* Work to be completed *
In the material below, list every line carrying the string "Saldo".

☆ ☆ ☆

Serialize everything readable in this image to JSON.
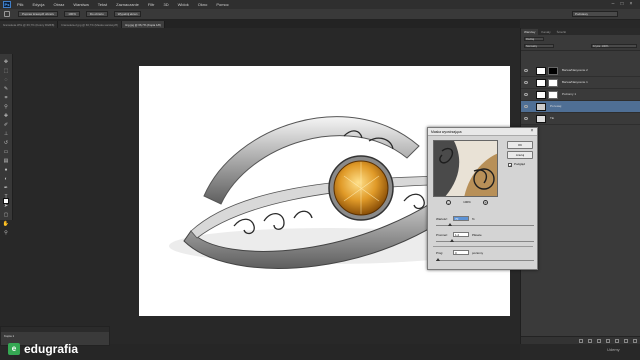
{
  "menubar": {
    "app_logo": "Ps",
    "items": [
      "Plik",
      "Edycja",
      "Obraz",
      "Warstwa",
      "Tekst",
      "Zaznaczanie",
      "Filtr",
      "3D",
      "Widok",
      "Okno",
      "Pomoc"
    ]
  },
  "optionsbar": {
    "buttons": [
      "Popraw krawędź obrazu",
      "100%",
      "Do obrazu",
      "Wypełnij ekran"
    ],
    "workspace": "Podstawy"
  },
  "tabs": [
    "bransoleta.JPG @ 66,7% (Kolory RGB/8)",
    "bransoleta-2.jpg @ 66,7% (Maska warstwy/8)",
    "ring.jpg @ 66,7% (Kopia 1/8)"
  ],
  "layers_panel": {
    "tabs": [
      "Warstwy",
      "Kanały",
      "Ścieżki"
    ],
    "kind_filter": "Rodzaj",
    "blend_mode": "Normalny",
    "opacity_label": "Krycie: 100%",
    "fill_label": "Wypełnienie: 100%",
    "layers": [
      {
        "name": "Barwa/Nasycenie 2",
        "selected": false
      },
      {
        "name": "Barwa/Nasycenie 1",
        "selected": false
      },
      {
        "name": "Poziomy 1",
        "selected": false
      },
      {
        "name": "Po lewej",
        "selected": true
      },
      {
        "name": "Tło",
        "selected": false
      }
    ]
  },
  "dialog": {
    "title": "Maska wyostrzająca",
    "ok": "OK",
    "reset": "Anuluj",
    "preview_label": "Podgląd",
    "preview_checked": true,
    "zoom": "100%",
    "amount_label": "Wartość:",
    "amount_value": "70",
    "amount_unit": "%",
    "radius_label": "Promień:",
    "radius_value": "1,2",
    "radius_unit": "Piksele",
    "threshold_label": "Próg:",
    "threshold_value": "0",
    "threshold_unit": "poziomy"
  },
  "mini_panel": {
    "row": "Kopia 1"
  },
  "brand": {
    "logo": "e",
    "name": "edugrafia"
  },
  "watermark": "Udemy"
}
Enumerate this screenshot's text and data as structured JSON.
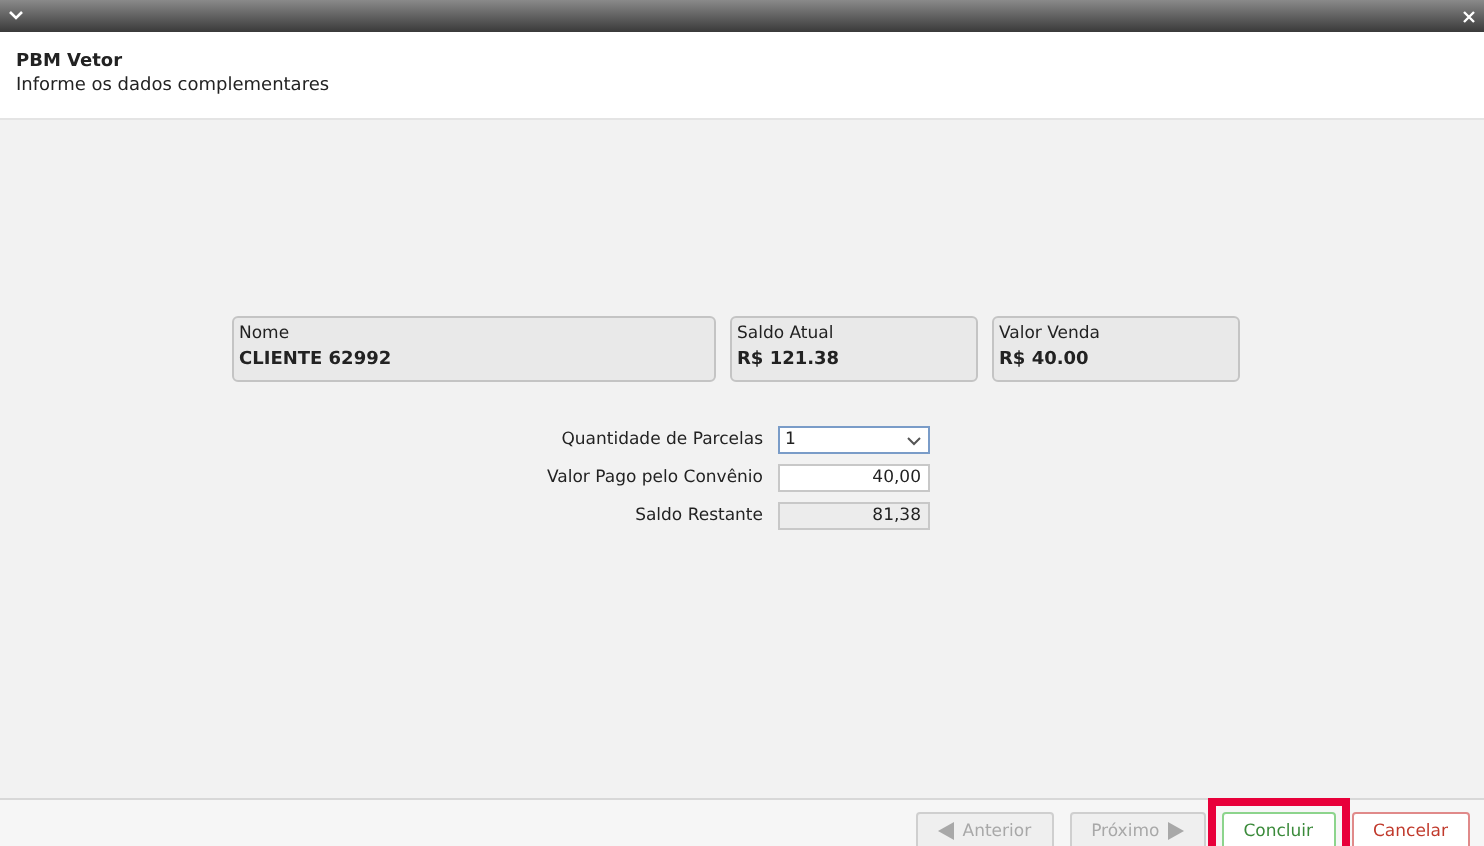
{
  "window": {
    "title": "PBM Vetor",
    "subtitle": "Informe os dados complementares"
  },
  "info_cards": [
    {
      "label": "Nome",
      "value": "CLIENTE 62992",
      "wide": true
    },
    {
      "label": "Saldo Atual",
      "value": "R$ 121.38",
      "wide": false
    },
    {
      "label": "Valor Venda",
      "value": "R$ 40.00",
      "wide": false
    }
  ],
  "form": [
    {
      "kind": "select",
      "label": "Quantidade de Parcelas",
      "value": "1"
    },
    {
      "kind": "input",
      "label": "Valor Pago pelo Convênio",
      "value": "40,00"
    },
    {
      "kind": "readonly",
      "label": "Saldo Restante",
      "value": "81,38"
    }
  ],
  "buttons": [
    {
      "label": "Anterior",
      "kind": "prev",
      "disabled": true,
      "highlighted": false
    },
    {
      "label": "Próximo",
      "kind": "next",
      "disabled": true,
      "highlighted": false
    },
    {
      "label": "Concluir",
      "kind": "ok",
      "disabled": false,
      "highlighted": true
    },
    {
      "label": "Cancelar",
      "kind": "cancel",
      "disabled": false,
      "highlighted": false
    }
  ]
}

☆ ☆ ☆

* Task answer *
      "label": "Saldo Atual",
      "label": "Saldo Restante",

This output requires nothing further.